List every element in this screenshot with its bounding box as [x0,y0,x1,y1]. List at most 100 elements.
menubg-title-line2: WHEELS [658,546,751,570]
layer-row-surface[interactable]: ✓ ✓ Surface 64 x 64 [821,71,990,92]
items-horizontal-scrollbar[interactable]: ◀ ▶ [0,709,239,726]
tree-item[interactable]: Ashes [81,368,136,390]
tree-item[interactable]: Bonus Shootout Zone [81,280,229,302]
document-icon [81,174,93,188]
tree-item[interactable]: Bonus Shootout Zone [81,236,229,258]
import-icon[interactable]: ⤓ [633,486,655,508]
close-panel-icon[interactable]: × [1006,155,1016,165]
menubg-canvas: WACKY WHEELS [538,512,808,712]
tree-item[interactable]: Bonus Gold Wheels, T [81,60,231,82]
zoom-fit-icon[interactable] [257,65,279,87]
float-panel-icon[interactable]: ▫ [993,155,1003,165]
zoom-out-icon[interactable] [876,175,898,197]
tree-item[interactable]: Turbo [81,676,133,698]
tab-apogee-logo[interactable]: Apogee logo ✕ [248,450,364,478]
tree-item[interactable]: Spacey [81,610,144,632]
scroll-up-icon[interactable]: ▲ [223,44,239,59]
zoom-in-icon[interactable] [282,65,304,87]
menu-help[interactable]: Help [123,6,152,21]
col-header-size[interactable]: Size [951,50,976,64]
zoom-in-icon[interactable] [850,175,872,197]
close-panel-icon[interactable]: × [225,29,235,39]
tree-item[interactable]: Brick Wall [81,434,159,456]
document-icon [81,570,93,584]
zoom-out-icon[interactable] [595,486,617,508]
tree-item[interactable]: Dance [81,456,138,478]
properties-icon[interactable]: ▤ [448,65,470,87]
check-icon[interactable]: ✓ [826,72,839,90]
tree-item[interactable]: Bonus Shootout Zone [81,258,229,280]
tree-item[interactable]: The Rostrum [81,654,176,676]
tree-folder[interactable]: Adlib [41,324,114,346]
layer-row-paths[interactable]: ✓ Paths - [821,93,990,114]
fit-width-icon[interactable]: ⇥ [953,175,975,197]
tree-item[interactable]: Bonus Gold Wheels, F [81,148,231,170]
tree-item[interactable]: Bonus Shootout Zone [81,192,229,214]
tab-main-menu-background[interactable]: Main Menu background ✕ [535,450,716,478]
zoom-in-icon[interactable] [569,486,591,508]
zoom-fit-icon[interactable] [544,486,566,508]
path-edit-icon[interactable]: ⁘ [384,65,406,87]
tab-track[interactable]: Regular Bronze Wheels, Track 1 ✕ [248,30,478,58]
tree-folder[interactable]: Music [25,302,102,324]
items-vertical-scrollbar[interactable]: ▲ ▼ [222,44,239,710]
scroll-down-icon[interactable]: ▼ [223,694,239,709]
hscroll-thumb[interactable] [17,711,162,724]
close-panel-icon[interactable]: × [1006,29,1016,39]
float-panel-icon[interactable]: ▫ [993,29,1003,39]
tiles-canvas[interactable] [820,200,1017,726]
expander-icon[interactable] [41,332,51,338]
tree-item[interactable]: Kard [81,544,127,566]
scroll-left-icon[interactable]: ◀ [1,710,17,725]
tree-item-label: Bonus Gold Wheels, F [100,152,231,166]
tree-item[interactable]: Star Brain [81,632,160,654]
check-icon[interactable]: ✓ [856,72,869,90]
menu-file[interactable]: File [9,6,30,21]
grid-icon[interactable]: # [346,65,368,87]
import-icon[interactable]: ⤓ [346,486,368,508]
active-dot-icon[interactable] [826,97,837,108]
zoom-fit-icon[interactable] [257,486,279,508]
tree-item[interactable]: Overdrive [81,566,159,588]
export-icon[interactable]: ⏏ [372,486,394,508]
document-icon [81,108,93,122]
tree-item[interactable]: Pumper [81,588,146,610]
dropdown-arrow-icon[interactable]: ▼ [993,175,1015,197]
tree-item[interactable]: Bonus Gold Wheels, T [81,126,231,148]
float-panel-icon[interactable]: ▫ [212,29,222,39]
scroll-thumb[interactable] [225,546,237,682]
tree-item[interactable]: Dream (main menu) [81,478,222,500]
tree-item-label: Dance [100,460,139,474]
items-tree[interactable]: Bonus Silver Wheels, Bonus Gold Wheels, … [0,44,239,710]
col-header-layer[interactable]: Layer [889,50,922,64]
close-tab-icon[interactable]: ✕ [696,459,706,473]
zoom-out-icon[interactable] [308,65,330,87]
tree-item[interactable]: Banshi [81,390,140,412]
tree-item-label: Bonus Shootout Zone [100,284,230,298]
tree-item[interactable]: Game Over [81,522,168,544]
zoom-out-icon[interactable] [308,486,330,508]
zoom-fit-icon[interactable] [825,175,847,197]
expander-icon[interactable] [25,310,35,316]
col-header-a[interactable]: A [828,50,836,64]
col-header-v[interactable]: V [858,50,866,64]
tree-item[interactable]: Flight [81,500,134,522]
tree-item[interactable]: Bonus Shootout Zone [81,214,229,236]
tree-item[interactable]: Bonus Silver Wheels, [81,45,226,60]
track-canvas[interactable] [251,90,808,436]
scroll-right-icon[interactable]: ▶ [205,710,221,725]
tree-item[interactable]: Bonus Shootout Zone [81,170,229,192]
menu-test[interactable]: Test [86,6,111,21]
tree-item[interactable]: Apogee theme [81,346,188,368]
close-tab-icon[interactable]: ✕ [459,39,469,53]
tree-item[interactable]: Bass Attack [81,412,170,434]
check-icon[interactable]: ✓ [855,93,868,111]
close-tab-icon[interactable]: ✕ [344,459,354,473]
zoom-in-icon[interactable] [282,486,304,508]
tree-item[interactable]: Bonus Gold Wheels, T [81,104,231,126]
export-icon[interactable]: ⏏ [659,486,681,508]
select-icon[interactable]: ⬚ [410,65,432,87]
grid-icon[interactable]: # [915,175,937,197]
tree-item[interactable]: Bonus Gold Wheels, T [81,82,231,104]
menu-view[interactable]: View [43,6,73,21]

_ _ _ _

_STATED PROBLEM_. Can you give the material again from its start through the line with "menu-help[interactable]: Help [123,6,152,21]", replacing every "tree-item" with "list-item" and leaving everything else unchanged?

_TASK ANSWER_.
List every element in this screenshot with its bounding box as [x0,y0,x1,y1]. List at most 100 elements.
menubg-title-line2: WHEELS [658,546,751,570]
layer-row-surface[interactable]: ✓ ✓ Surface 64 x 64 [821,71,990,92]
items-horizontal-scrollbar[interactable]: ◀ ▶ [0,709,239,726]
list-item[interactable]: Ashes [81,368,136,390]
list-item[interactable]: Bonus Shootout Zone [81,280,229,302]
document-icon [81,174,93,188]
list-item[interactable]: Bonus Shootout Zone [81,236,229,258]
import-icon[interactable]: ⤓ [633,486,655,508]
close-panel-icon[interactable]: × [1006,155,1016,165]
menubg-canvas: WACKY WHEELS [538,512,808,712]
list-item[interactable]: Bonus Gold Wheels, T [81,60,231,82]
zoom-fit-icon[interactable] [257,65,279,87]
float-panel-icon[interactable]: ▫ [993,155,1003,165]
zoom-out-icon[interactable] [876,175,898,197]
list-item[interactable]: Turbo [81,676,133,698]
tab-apogee-logo[interactable]: Apogee logo ✕ [248,450,364,478]
list-item[interactable]: Spacey [81,610,144,632]
scroll-up-icon[interactable]: ▲ [223,44,239,59]
zoom-in-icon[interactable] [282,65,304,87]
menu-help[interactable]: Help [123,6,152,21]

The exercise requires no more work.